* Begin Data shown *

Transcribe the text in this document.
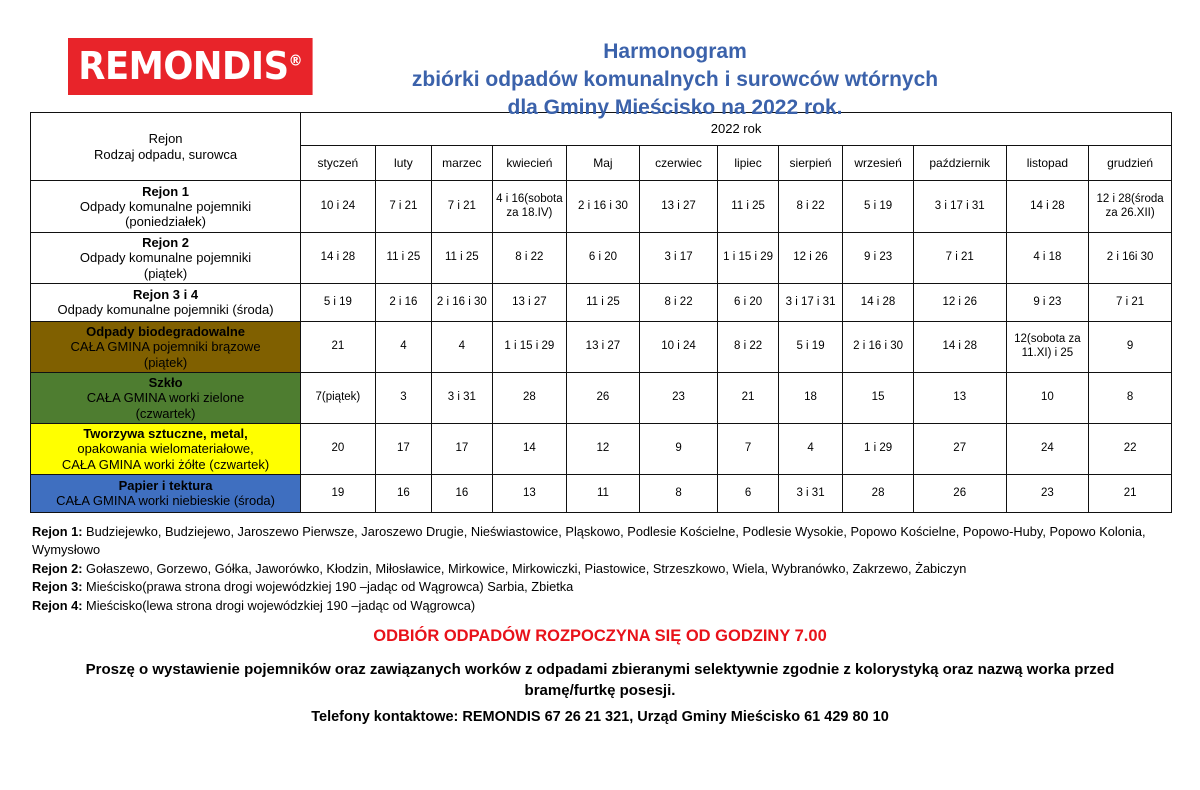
REMONDIS®	Harmonogram
zbiórki odpadów komunalnych i surowców wtórnych
dla Gminy Mieścisko na 2022 rok.
Rejon
Rodzaj odpadu, surowca	2022 rok											
	styczeń	luty	marzec	kwiecień	Maj	czerwiec	lipiec	sierpień	wrzesień	październik	listopad	grudzień

Rejon 1
Odpady komunalne pojemniki
(poniedziałek)	10 i 24	7 i 21	7 i 21	4 i 16(sobota za 18.IV)	2 i 16 i 30	13 i 27	11 i 25	8 i 22	5 i 19	3 i 17 i 31	14 i 28	12 i 28(środa za 26.XII)

Rejon 2
Odpady komunalne pojemniki
(piątek)	14 i 28	11 i 25	11 i 25	8 i 22	6 i 20	3 i 17	1 i 15 i 29	12 i 26	9 i 23	7 i 21	4 i 18	2 i 16i 30

Rejon 3 i 4
Odpady komunalne pojemniki (środa)	5 i 19	2 i 16	2 i 16 i 30	13 i 27	11 i 25	8 i 22	6 i 20	3 i 17 i 31	14 i 28	12 i 26	9 i 23	7 i 21

Odpady biodegradowalne
CAŁA GMINA pojemniki brązowe
(piątek)	21	4	4	1 i 15 i 29	13 i 27	10 i 24	8 i 22	5 i 19	2 i 16 i 30	14 i 28	12(sobota za 11.XI) i 25	9

Szkło
CAŁA GMINA worki zielone
(czwartek)	7(piątek)	3	3 i 31	28	26	23	21	18	15	13	10	8

Tworzywa sztuczne, metal,
opakowania wielomateriałowe,
CAŁA GMINA worki żółte (czwartek)	20	17	17	14	12	9	7	4	1 i 29	27	24	22

Papier i tektura
CAŁA GMINA worki niebieskie (środa)	19	16	16	13	11	8	6	3 i 31	28	26	23	21
Rejon 1: Budziejewko, Budziejewo, Jaroszewo Pierwsze, Jaroszewo Drugie, Nieświastowice, Pląskowo, Podlesie Kościelne, Podlesie Wysokie, Popowo Kościelne, Popowo-Huby, Popowo Kolonia, Wymysłowo
Rejon 2: Gołaszewo, Gorzewo, Gółka, Jaworówko, Kłodzin, Miłosławice, Mirkowice, Mirkowiczki, Piastowice, Strzeszkowo, Wiela, Wybranówko, Zakrzewo, Żabiczyn
Rejon 3: Mieścisko(prawa strona drogi wojewódzkiej 190 –jadąc od Wągrowca) Sarbia, Zbietka
Rejon 4: Mieścisko(lewa strona drogi wojewódzkiej 190 –jadąc od Wągrowca)
ODBIÓR ODPADÓW ROZPOCZYNA SIĘ OD GODZINY 7.00
Proszę o wystawienie pojemników oraz zawiązanych worków z odpadami zbieranymi selektywnie zgodnie z kolorystyką oraz nazwą worka przed bramę/furtkę posesji.
Telefony kontaktowe: REMONDIS 67 26 21 321, Urząd Gminy Mieścisko 61 429 80 10
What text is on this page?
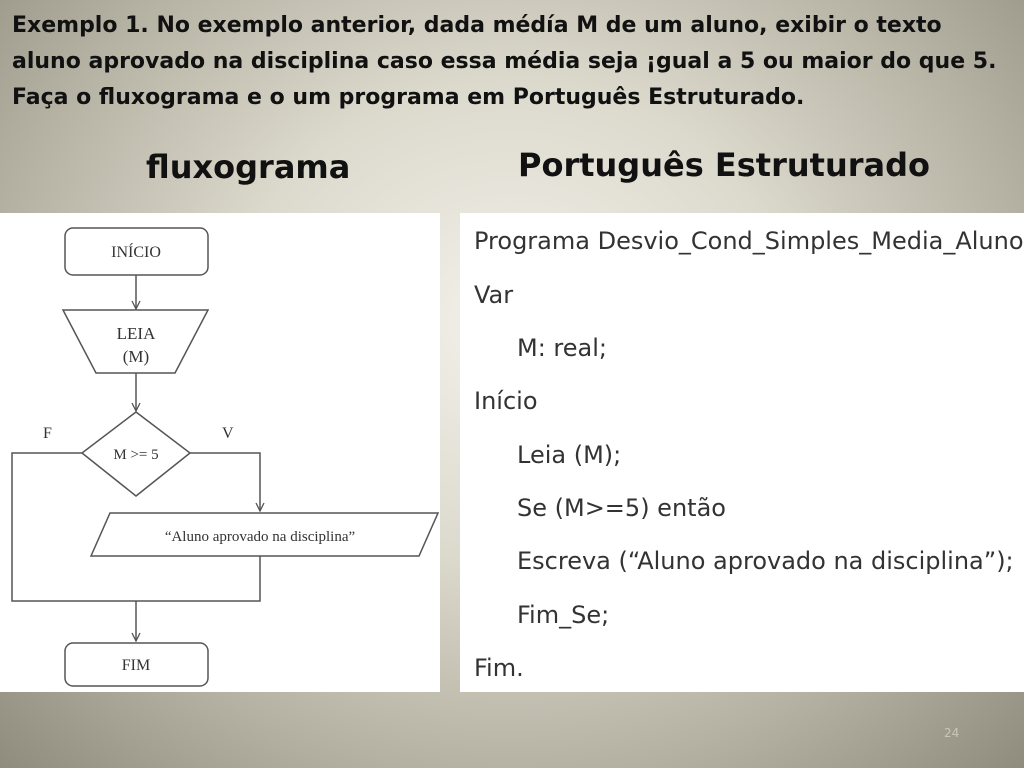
Exemplo 1. No exemplo anterior, dada médía M de um aluno, exibir o texto aluno aprovado na disciplina caso essa média seja ¡gual a 5 ou maior do que 5. Faça o fluxograma e o um programa em Português Estruturado.

fluxograma	Português Estruturado
INÍCIO
LEIA
(M)
M >= 5
F	V
“Aluno aprovado na disciplina”
FIM
Programa Desvio_Cond_Simples_Media_Aluno
Var
M: real;
Início
Leia (M);
Se (M>=5) então
Escreva (“Aluno aprovado na disciplina”);
Fim_Se;
Fim.
24
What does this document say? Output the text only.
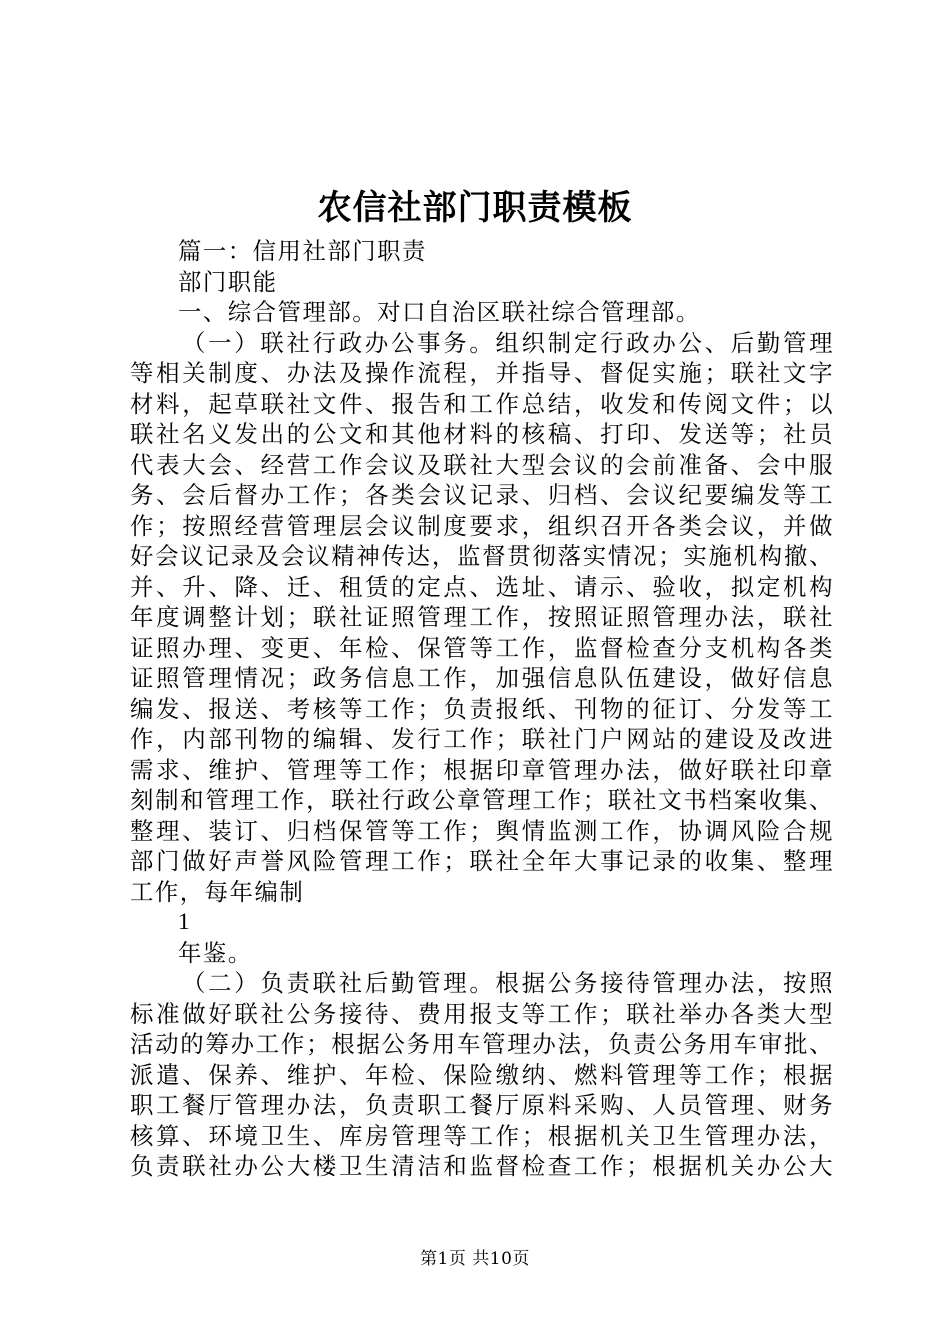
农信社部门职责模板
篇一：信用社部门职责
部门职能
一、综合管理部。对口自治区联社综合管理部。
（一）联社行政办公事务。组织制定行政办公、后勤管理
等相关制度、办法及操作流程，并指导、督促实施；联社文字
材料，起草联社文件、报告和工作总结，收发和传阅文件；以
联社名义发出的公文和其他材料的核稿、打印、发送等；社员
代表大会、经营工作会议及联社大型会议的会前准备、会中服
务、会后督办工作；各类会议记录、归档、会议纪要编发等工
作；按照经营管理层会议制度要求，组织召开各类会议，并做
好会议记录及会议精神传达，监督贯彻落实情况；实施机构撤、
并、升、降、迁、租赁的定点、选址、请示、验收，拟定机构
年度调整计划；联社证照管理工作，按照证照管理办法，联社
证照办理、变更、年检、保管等工作，监督检查分支机构各类
证照管理情况；政务信息工作，加强信息队伍建设，做好信息
编发、报送、考核等工作；负责报纸、刊物的征订、分发等工
作，内部刊物的编辑、发行工作；联社门户网站的建设及改进
需求、维护、管理等工作；根据印章管理办法，做好联社印章
刻制和管理工作，联社行政公章管理工作；联社文书档案收集、
整理、装订、归档保管等工作；舆情监测工作，协调风险合规
部门做好声誉风险管理工作；联社全年大事记录的收集、整理
工作，每年编制
1
年鉴。
（二）负责联社后勤管理。根据公务接待管理办法，按照
标准做好联社公务接待、费用报支等工作；联社举办各类大型
活动的筹办工作；根据公务用车管理办法，负责公务用车审批、
派遣、保养、维护、年检、保险缴纳、燃料管理等工作；根据
职工餐厅管理办法，负责职工餐厅原料采购、人员管理、财务
核算、环境卫生、库房管理等工作；根据机关卫生管理办法，
负责联社办公大楼卫生清洁和监督检查工作；根据机关办公大
第1页 共10页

* End Data shown *

#### Problem to work on
The material above must be printed exactly, with its pictures left out.

#### Task response
Transcribe the text in this document.
REMONDIS®	Harmonogram
zbiórki odpadów komunalnych i surowców wtórnych
dla Gminy Mieścisko na 2022 rok.
Rejon
Rodzaj odpadu, surowca	2022 rok											
	styczeń	luty	marzec	kwiecień	Maj	czerwiec	lipiec	sierpień	wrzesień	październik	listopad	grudzień

Rejon 1
Odpady komunalne pojemniki
(poniedziałek)	10 i 24	7 i 21	7 i 21	4 i 16(sobota za 18.IV)	2 i 16 i 30	13 i 27	11 i 25	8 i 22	5 i 19	3 i 17 i 31	14 i 28	12 i 28(środa za 26.XII)

Rejon 2
Odpady komunalne pojemniki
(piątek)	14 i 28	11 i 25	11 i 25	8 i 22	6 i 20	3 i 17	1 i 15 i 29	12 i 26	9 i 23	7 i 21	4 i 18	2 i 16i 30

Rejon 3 i 4
Odpady komunalne pojemniki (środa)	5 i 19	2 i 16	2 i 16 i 30	13 i 27	11 i 25	8 i 22	6 i 20	3 i 17 i 31	14 i 28	12 i 26	9 i 23	7 i 21

Odpady biodegradowalne
CAŁA GMINA pojemniki brązowe
(piątek)	21	4	4	1 i 15 i 29	13 i 27	10 i 24	8 i 22	5 i 19	2 i 16 i 30	14 i 28	12(sobota za 11.XI) i 25	9

Szkło
CAŁA GMINA worki zielone
(czwartek)	7(piątek)	3	3 i 31	28	26	23	21	18	15	13	10	8

Tworzywa sztuczne, metal,
opakowania wielomateriałowe,
CAŁA GMINA worki żółte (czwartek)	20	17	17	14	12	9	7	4	1 i 29	27	24	22

Papier i tektura
CAŁA GMINA worki niebieskie (środa)	19	16	16	13	11	8	6	3 i 31	28	26	23	21
Rejon 1: Budziejewko, Budziejewo, Jaroszewo Pierwsze, Jaroszewo Drugie, Nieświastowice, Pląskowo, Podlesie Kościelne, Podlesie Wysokie, Popowo Kościelne, Popowo-Huby, Popowo Kolonia, Wymysłowo
Rejon 2: Gołaszewo, Gorzewo, Gółka, Jaworówko, Kłodzin, Miłosławice, Mirkowice, Mirkowiczki, Piastowice, Strzeszkowo, Wiela, Wybranówko, Zakrzewo, Żabiczyn
Rejon 3: Mieścisko(prawa strona drogi wojewódzkiej 190 –jadąc od Wągrowca) Sarbia, Zbietka
Rejon 4: Mieścisko(lewa strona drogi wojewódzkiej 190 –jadąc od Wągrowca)
ODBIÓR ODPADÓW ROZPOCZYNA SIĘ OD GODZINY 7.00
Proszę o wystawienie pojemników oraz zawiązanych worków z odpadami zbieranymi selektywnie zgodnie z kolorystyką oraz nazwą worka przed bramę/furtkę posesji.
Telefony kontaktowe: REMONDIS 67 26 21 321, Urząd Gminy Mieścisko 61 429 80 10
What text is on this page?
Exemplo 1. No exemplo anterior, dada médía M de um aluno, exibir o texto aluno aprovado na disciplina caso essa média seja ¡gual a 5 ou maior do que 5. Faça o fluxograma e o um programa em Português Estruturado.

fluxograma	Português Estruturado
INÍCIO
LEIA
(M)
M >= 5
F	V
“Aluno aprovado na disciplina”
FIM
Programa Desvio_Cond_Simples_Media_Aluno
Var
M: real;
Início
Leia (M);
Se (M>=5) então
Escreva (“Aluno aprovado na disciplina”);
Fim_Se;
Fim.
24
What does this document say? Output the text only.
农信社部门职责模板
篇一：信用社部门职责
部门职能
一、综合管理部。对口自治区联社综合管理部。
（一）联社行政办公事务。组织制定行政办公、后勤管理
等相关制度、办法及操作流程，并指导、督促实施；联社文字
材料，起草联社文件、报告和工作总结，收发和传阅文件；以
联社名义发出的公文和其他材料的核稿、打印、发送等；社员
代表大会、经营工作会议及联社大型会议的会前准备、会中服
务、会后督办工作；各类会议记录、归档、会议纪要编发等工
作；按照经营管理层会议制度要求，组织召开各类会议，并做
好会议记录及会议精神传达，监督贯彻落实情况；实施机构撤、
并、升、降、迁、租赁的定点、选址、请示、验收，拟定机构
年度调整计划；联社证照管理工作，按照证照管理办法，联社
证照办理、变更、年检、保管等工作，监督检查分支机构各类
证照管理情况；政务信息工作，加强信息队伍建设，做好信息
编发、报送、考核等工作；负责报纸、刊物的征订、分发等工
作，内部刊物的编辑、发行工作；联社门户网站的建设及改进
需求、维护、管理等工作；根据印章管理办法，做好联社印章
刻制和管理工作，联社行政公章管理工作；联社文书档案收集、
整理、装订、归档保管等工作；舆情监测工作，协调风险合规
部门做好声誉风险管理工作；联社全年大事记录的收集、整理
工作，每年编制
1
年鉴。
（二）负责联社后勤管理。根据公务接待管理办法，按照
标准做好联社公务接待、费用报支等工作；联社举办各类大型
活动的筹办工作；根据公务用车管理办法，负责公务用车审批、
派遣、保养、维护、年检、保险缴纳、燃料管理等工作；根据
职工餐厅管理办法，负责职工餐厅原料采购、人员管理、财务
核算、环境卫生、库房管理等工作；根据机关卫生管理办法，
负责联社办公大楼卫生清洁和监督检查工作；根据机关办公大
第1页 共10页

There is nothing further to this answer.